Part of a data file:
++++++++++

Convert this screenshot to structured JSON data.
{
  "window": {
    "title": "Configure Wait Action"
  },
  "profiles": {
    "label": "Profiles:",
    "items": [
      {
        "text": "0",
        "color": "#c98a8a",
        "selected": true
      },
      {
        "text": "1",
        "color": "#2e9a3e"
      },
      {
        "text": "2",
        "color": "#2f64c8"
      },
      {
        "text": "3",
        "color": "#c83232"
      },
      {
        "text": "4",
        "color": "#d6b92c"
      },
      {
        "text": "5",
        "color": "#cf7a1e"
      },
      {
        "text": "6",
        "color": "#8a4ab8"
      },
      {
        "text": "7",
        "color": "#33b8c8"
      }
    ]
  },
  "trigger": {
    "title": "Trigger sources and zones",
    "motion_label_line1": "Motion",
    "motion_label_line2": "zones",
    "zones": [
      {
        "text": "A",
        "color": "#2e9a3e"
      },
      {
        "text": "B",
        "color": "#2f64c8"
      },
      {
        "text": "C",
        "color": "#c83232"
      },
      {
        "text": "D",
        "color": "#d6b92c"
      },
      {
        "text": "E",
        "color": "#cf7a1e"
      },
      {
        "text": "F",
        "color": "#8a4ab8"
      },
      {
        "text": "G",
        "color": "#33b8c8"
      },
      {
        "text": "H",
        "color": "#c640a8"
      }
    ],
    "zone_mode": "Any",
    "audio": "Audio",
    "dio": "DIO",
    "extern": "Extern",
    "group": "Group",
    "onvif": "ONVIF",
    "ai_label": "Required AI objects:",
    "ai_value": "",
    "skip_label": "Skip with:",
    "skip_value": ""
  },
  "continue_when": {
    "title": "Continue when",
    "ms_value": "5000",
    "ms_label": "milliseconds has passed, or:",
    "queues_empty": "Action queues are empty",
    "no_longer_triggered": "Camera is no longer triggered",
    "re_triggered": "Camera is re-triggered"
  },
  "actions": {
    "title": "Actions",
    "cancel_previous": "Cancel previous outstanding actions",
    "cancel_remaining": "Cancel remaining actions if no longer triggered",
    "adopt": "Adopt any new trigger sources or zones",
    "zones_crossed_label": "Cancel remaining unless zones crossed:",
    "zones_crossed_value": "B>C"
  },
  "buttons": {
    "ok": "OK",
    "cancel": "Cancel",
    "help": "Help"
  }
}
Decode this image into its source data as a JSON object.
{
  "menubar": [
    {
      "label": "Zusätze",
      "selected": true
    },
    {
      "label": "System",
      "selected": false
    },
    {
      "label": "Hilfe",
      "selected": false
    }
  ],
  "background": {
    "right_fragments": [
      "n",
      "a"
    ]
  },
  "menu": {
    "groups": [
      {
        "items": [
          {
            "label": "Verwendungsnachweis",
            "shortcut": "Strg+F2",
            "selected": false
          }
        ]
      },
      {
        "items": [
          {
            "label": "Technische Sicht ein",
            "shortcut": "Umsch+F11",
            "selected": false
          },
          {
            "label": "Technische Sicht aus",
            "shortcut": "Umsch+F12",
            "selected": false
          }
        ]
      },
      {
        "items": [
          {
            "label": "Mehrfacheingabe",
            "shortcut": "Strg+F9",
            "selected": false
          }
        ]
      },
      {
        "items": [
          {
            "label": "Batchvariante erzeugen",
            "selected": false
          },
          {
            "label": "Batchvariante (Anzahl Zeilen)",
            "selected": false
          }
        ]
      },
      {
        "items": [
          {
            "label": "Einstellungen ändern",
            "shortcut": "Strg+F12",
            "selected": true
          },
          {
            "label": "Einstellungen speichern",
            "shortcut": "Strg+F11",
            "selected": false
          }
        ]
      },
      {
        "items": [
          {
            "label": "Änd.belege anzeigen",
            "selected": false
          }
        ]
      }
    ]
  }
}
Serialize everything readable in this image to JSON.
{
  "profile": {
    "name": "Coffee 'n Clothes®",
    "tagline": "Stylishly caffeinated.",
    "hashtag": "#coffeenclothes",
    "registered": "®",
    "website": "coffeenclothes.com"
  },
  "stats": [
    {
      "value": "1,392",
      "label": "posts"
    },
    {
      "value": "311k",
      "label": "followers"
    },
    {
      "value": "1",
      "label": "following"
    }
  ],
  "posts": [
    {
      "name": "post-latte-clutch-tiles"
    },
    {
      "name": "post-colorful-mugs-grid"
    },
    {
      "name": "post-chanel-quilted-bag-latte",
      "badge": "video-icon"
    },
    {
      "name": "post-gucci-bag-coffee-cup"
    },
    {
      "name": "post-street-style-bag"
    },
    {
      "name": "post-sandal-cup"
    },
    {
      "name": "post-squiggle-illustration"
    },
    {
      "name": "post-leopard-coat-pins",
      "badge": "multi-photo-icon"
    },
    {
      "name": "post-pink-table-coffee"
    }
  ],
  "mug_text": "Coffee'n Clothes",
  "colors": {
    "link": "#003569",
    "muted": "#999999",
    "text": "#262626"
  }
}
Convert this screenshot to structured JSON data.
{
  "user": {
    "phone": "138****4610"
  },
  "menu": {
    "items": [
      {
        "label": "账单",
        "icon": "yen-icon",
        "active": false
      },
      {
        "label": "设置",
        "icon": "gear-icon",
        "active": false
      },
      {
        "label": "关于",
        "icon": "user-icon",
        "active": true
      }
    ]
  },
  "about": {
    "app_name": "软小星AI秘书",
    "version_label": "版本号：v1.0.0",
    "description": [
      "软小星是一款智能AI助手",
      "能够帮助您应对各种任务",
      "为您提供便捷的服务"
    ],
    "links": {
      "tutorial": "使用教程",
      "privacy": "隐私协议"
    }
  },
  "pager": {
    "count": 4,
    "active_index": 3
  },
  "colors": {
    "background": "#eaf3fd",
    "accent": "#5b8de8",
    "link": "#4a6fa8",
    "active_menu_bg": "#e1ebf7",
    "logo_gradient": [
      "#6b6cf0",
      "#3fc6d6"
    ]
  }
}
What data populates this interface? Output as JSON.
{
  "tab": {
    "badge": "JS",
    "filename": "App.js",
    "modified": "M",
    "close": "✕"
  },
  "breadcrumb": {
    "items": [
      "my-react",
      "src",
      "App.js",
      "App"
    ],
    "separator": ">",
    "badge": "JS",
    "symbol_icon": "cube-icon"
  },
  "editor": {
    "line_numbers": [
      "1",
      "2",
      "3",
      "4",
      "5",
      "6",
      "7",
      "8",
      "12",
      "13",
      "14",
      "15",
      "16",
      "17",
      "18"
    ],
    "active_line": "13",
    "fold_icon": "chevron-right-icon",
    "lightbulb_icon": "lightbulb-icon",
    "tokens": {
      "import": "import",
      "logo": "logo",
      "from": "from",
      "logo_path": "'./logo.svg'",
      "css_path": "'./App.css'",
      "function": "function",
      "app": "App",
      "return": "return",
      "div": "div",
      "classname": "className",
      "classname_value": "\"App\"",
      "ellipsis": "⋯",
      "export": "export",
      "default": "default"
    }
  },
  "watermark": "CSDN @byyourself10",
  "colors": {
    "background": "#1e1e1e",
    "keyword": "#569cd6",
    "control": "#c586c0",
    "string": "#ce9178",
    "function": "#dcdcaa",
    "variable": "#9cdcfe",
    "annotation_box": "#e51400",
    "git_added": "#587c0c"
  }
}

++++++++++

--- Written request ---
Restate the whole listing exactly.

--- The output ---
Convert this screenshot to structured JSON data.
{
  "window": {
    "title": "Configure Wait Action"
  },
  "profiles": {
    "label": "Profiles:",
    "items": [
      {
        "text": "0",
        "color": "#c98a8a",
        "selected": true
      },
      {
        "text": "1",
        "color": "#2e9a3e"
      },
      {
        "text": "2",
        "color": "#2f64c8"
      },
      {
        "text": "3",
        "color": "#c83232"
      },
      {
        "text": "4",
        "color": "#d6b92c"
      },
      {
        "text": "5",
        "color": "#cf7a1e"
      },
      {
        "text": "6",
        "color": "#8a4ab8"
      },
      {
        "text": "7",
        "color": "#33b8c8"
      }
    ]
  },
  "trigger": {
    "title": "Trigger sources and zones",
    "motion_label_line1": "Motion",
    "motion_label_line2": "zones",
    "zones": [
      {
        "text": "A",
        "color": "#2e9a3e"
      },
      {
        "text": "B",
        "color": "#2f64c8"
      },
      {
        "text": "C",
        "color": "#c83232"
      },
      {
        "text": "D",
        "color": "#d6b92c"
      },
      {
        "text": "E",
        "color": "#cf7a1e"
      },
      {
        "text": "F",
        "color": "#8a4ab8"
      },
      {
        "text": "G",
        "color": "#33b8c8"
      },
      {
        "text": "H",
        "color": "#c640a8"
      }
    ],
    "zone_mode": "Any",
    "audio": "Audio",
    "dio": "DIO",
    "extern": "Extern",
    "group": "Group",
    "onvif": "ONVIF",
    "ai_label": "Required AI objects:",
    "ai_value": "",
    "skip_label": "Skip with:",
    "skip_value": ""
  },
  "continue_when": {
    "title": "Continue when",
    "ms_value": "5000",
    "ms_label": "milliseconds has passed, or:",
    "queues_empty": "Action queues are empty",
    "no_longer_triggered": "Camera is no longer triggered",
    "re_triggered": "Camera is re-triggered"
  },
  "actions": {
    "title": "Actions",
    "cancel_previous": "Cancel previous outstanding actions",
    "cancel_remaining": "Cancel remaining actions if no longer triggered",
    "adopt": "Adopt any new trigger sources or zones",
    "zones_crossed_label": "Cancel remaining unless zones crossed:",
    "zones_crossed_value": "B>C"
  },
  "buttons": {
    "ok": "OK",
    "cancel": "Cancel",
    "help": "Help"
  }
}
Decode this image into its source data as a JSON object.
{
  "menubar": [
    {
      "label": "Zusätze",
      "selected": true
    },
    {
      "label": "System",
      "selected": false
    },
    {
      "label": "Hilfe",
      "selected": false
    }
  ],
  "background": {
    "right_fragments": [
      "n",
      "a"
    ]
  },
  "menu": {
    "groups": [
      {
        "items": [
          {
            "label": "Verwendungsnachweis",
            "shortcut": "Strg+F2",
            "selected": false
          }
        ]
      },
      {
        "items": [
          {
            "label": "Technische Sicht ein",
            "shortcut": "Umsch+F11",
            "selected": false
          },
          {
            "label": "Technische Sicht aus",
            "shortcut": "Umsch+F12",
            "selected": false
          }
        ]
      },
      {
        "items": [
          {
            "label": "Mehrfacheingabe",
            "shortcut": "Strg+F9",
            "selected": false
          }
        ]
      },
      {
        "items": [
          {
            "label": "Batchvariante erzeugen",
            "selected": false
          },
          {
            "label": "Batchvariante (Anzahl Zeilen)",
            "selected": false
          }
        ]
      },
      {
        "items": [
          {
            "label": "Einstellungen ändern",
            "shortcut": "Strg+F12",
            "selected": true
          },
          {
            "label": "Einstellungen speichern",
            "shortcut": "Strg+F11",
            "selected": false
          }
        ]
      },
      {
        "items": [
          {
            "label": "Änd.belege anzeigen",
            "selected": false
          }
        ]
      }
    ]
  }
}
Serialize everything readable in this image to JSON.
{
  "profile": {
    "name": "Coffee 'n Clothes®",
    "tagline": "Stylishly caffeinated.",
    "hashtag": "#coffeenclothes",
    "registered": "®",
    "website": "coffeenclothes.com"
  },
  "stats": [
    {
      "value": "1,392",
      "label": "posts"
    },
    {
      "value": "311k",
      "label": "followers"
    },
    {
      "value": "1",
      "label": "following"
    }
  ],
  "posts": [
    {
      "name": "post-latte-clutch-tiles"
    },
    {
      "name": "post-colorful-mugs-grid"
    },
    {
      "name": "post-chanel-quilted-bag-latte",
      "badge": "video-icon"
    },
    {
      "name": "post-gucci-bag-coffee-cup"
    },
    {
      "name": "post-street-style-bag"
    },
    {
      "name": "post-sandal-cup"
    },
    {
      "name": "post-squiggle-illustration"
    },
    {
      "name": "post-leopard-coat-pins",
      "badge": "multi-photo-icon"
    },
    {
      "name": "post-pink-table-coffee"
    }
  ],
  "mug_text": "Coffee'n Clothes",
  "colors": {
    "link": "#003569",
    "muted": "#999999",
    "text": "#262626"
  }
}
Convert this screenshot to structured JSON data.
{
  "user": {
    "phone": "138****4610"
  },
  "menu": {
    "items": [
      {
        "label": "账单",
        "icon": "yen-icon",
        "active": false
      },
      {
        "label": "设置",
        "icon": "gear-icon",
        "active": false
      },
      {
        "label": "关于",
        "icon": "user-icon",
        "active": true
      }
    ]
  },
  "about": {
    "app_name": "软小星AI秘书",
    "version_label": "版本号：v1.0.0",
    "description": [
      "软小星是一款智能AI助手",
      "能够帮助您应对各种任务",
      "为您提供便捷的服务"
    ],
    "links": {
      "tutorial": "使用教程",
      "privacy": "隐私协议"
    }
  },
  "pager": {
    "count": 4,
    "active_index": 3
  },
  "colors": {
    "background": "#eaf3fd",
    "accent": "#5b8de8",
    "link": "#4a6fa8",
    "active_menu_bg": "#e1ebf7",
    "logo_gradient": [
      "#6b6cf0",
      "#3fc6d6"
    ]
  }
}
What data populates this interface? Output as JSON.
{
  "tab": {
    "badge": "JS",
    "filename": "App.js",
    "modified": "M",
    "close": "✕"
  },
  "breadcrumb": {
    "items": [
      "my-react",
      "src",
      "App.js",
      "App"
    ],
    "separator": ">",
    "badge": "JS",
    "symbol_icon": "cube-icon"
  },
  "editor": {
    "line_numbers": [
      "1",
      "2",
      "3",
      "4",
      "5",
      "6",
      "7",
      "8",
      "12",
      "13",
      "14",
      "15",
      "16",
      "17",
      "18"
    ],
    "active_line": "13",
    "fold_icon": "chevron-right-icon",
    "lightbulb_icon": "lightbulb-icon",
    "tokens": {
      "import": "import",
      "logo": "logo",
      "from": "from",
      "logo_path": "'./logo.svg'",
      "css_path": "'./App.css'",
      "function": "function",
      "app": "App",
      "return": "return",
      "div": "div",
      "classname": "className",
      "classname_value": "\"App\"",
      "ellipsis": "⋯",
      "export": "export",
      "default": "default"
    }
  },
  "watermark": "CSDN @byyourself10",
  "colors": {
    "background": "#1e1e1e",
    "keyword": "#569cd6",
    "control": "#c586c0",
    "string": "#ce9178",
    "function": "#dcdcaa",
    "variable": "#9cdcfe",
    "annotation_box": "#e51400",
    "git_added": "#587c0c"
  }
}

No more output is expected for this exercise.